◆ **Instructions for the task**: Produce an exact copy of all the data below, dropping every image.

— begin The records —

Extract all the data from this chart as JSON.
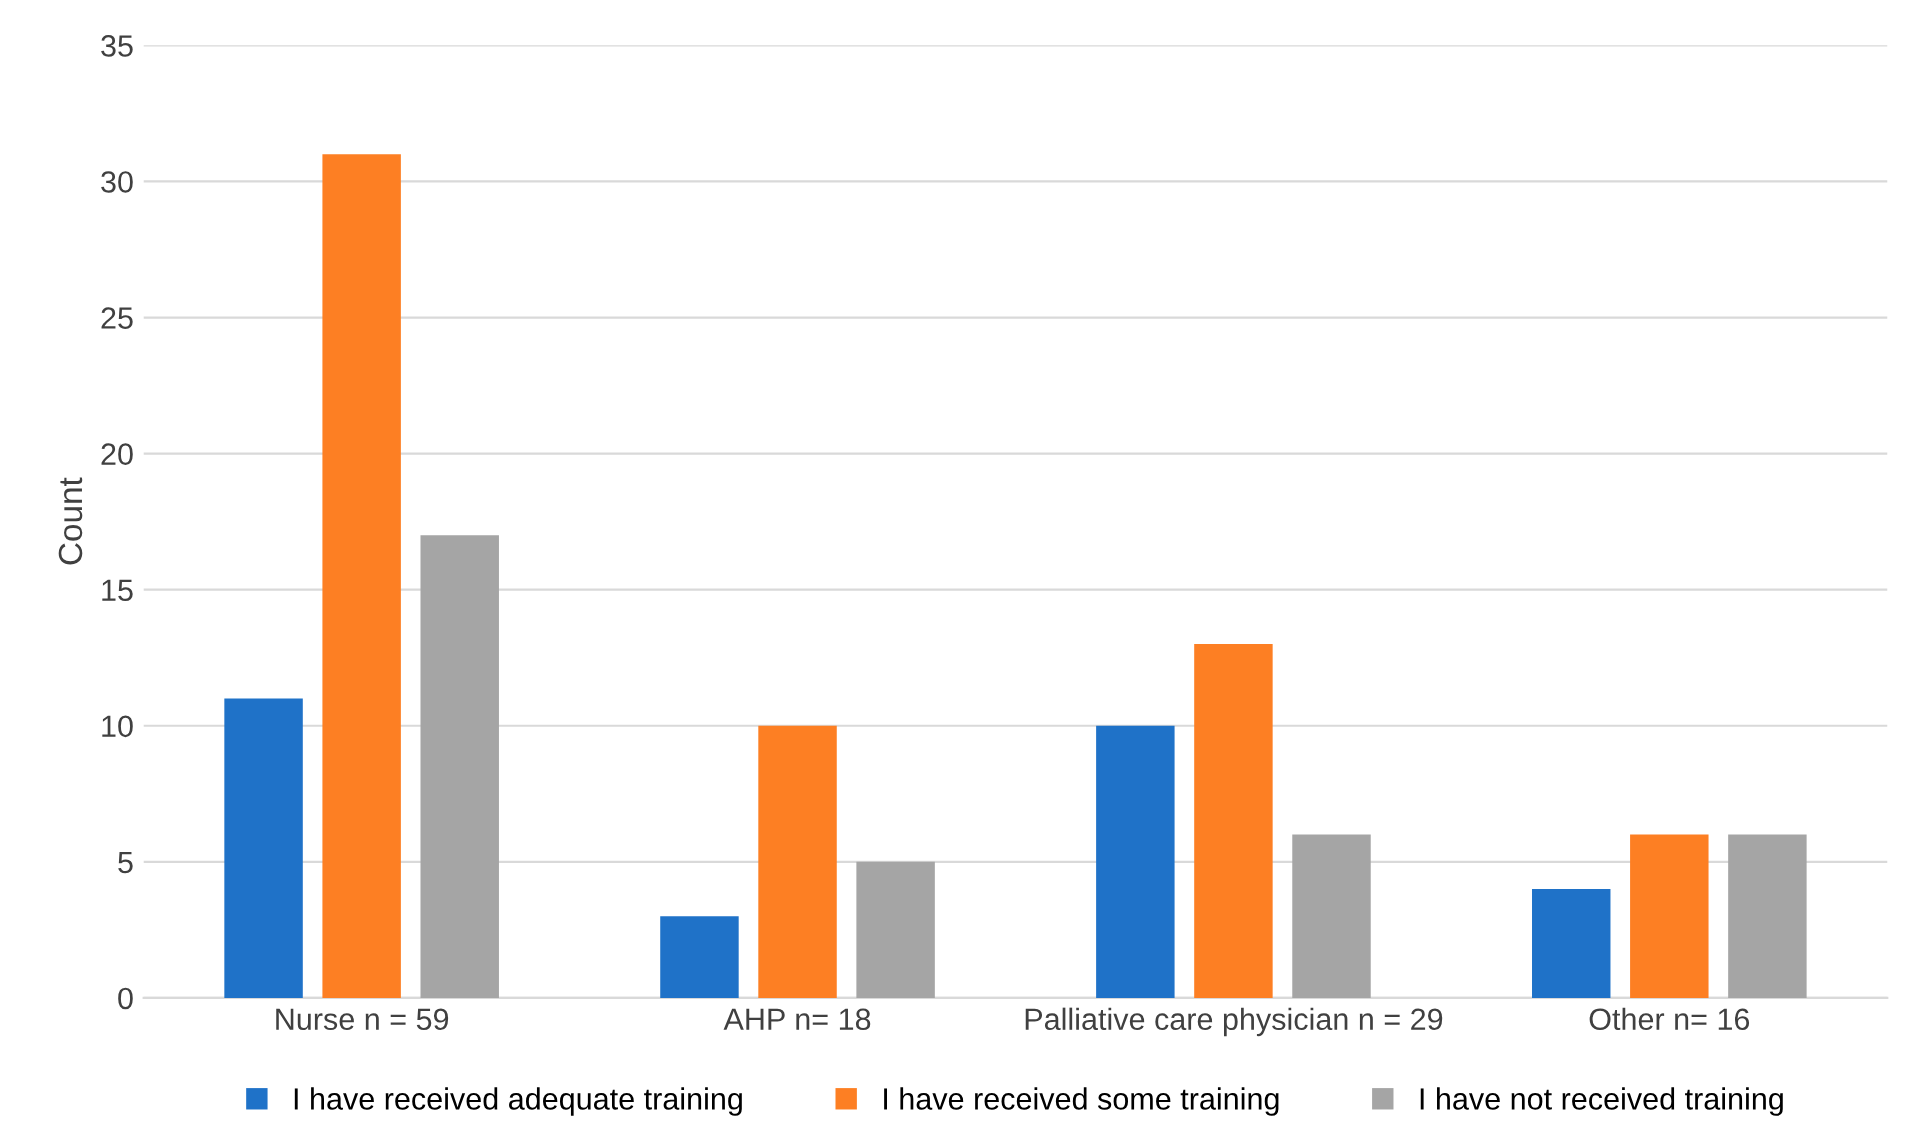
{
  "chart_data": {
    "type": "bar",
    "ylabel": "Count",
    "categories": [
      "Nurse n = 59",
      "AHP n= 18",
      "Palliative care physician n = 29",
      "Other n= 16"
    ],
    "series": [
      {
        "name": "I have received adequate training",
        "color": "#1f72c8",
        "values": [
          11,
          3,
          10,
          4
        ]
      },
      {
        "name": "I have received some training",
        "color": "#fd7f23",
        "values": [
          31,
          10,
          13,
          6
        ]
      },
      {
        "name": "I have not received training",
        "color": "#a5a5a5",
        "values": [
          17,
          5,
          6,
          6
        ]
      }
    ],
    "ylim": [
      0,
      35
    ],
    "yticks": [
      0,
      5,
      10,
      15,
      20,
      25,
      30,
      35
    ],
    "grid": "y",
    "legend": "bottom"
  }
}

— end The records —

◆ **Output for this exercise**:
Extract all the data from this chart as JSON.
{
  "chart_data": {
    "type": "bar",
    "ylabel": "Count",
    "categories": [
      "Nurse n = 59",
      "AHP n= 18",
      "Palliative care physician n = 29",
      "Other n= 16"
    ],
    "series": [
      {
        "name": "I have received adequate training",
        "color": "#1f72c8",
        "values": [
          11,
          3,
          10,
          4
        ]
      },
      {
        "name": "I have received some training",
        "color": "#fd7f23",
        "values": [
          31,
          10,
          13,
          6
        ]
      },
      {
        "name": "I have not received training",
        "color": "#a5a5a5",
        "values": [
          17,
          5,
          6,
          6
        ]
      }
    ],
    "ylim": [
      0,
      35
    ],
    "yticks": [
      0,
      5,
      10,
      15,
      20,
      25,
      30,
      35
    ],
    "grid": "y",
    "legend": "bottom"
  }
}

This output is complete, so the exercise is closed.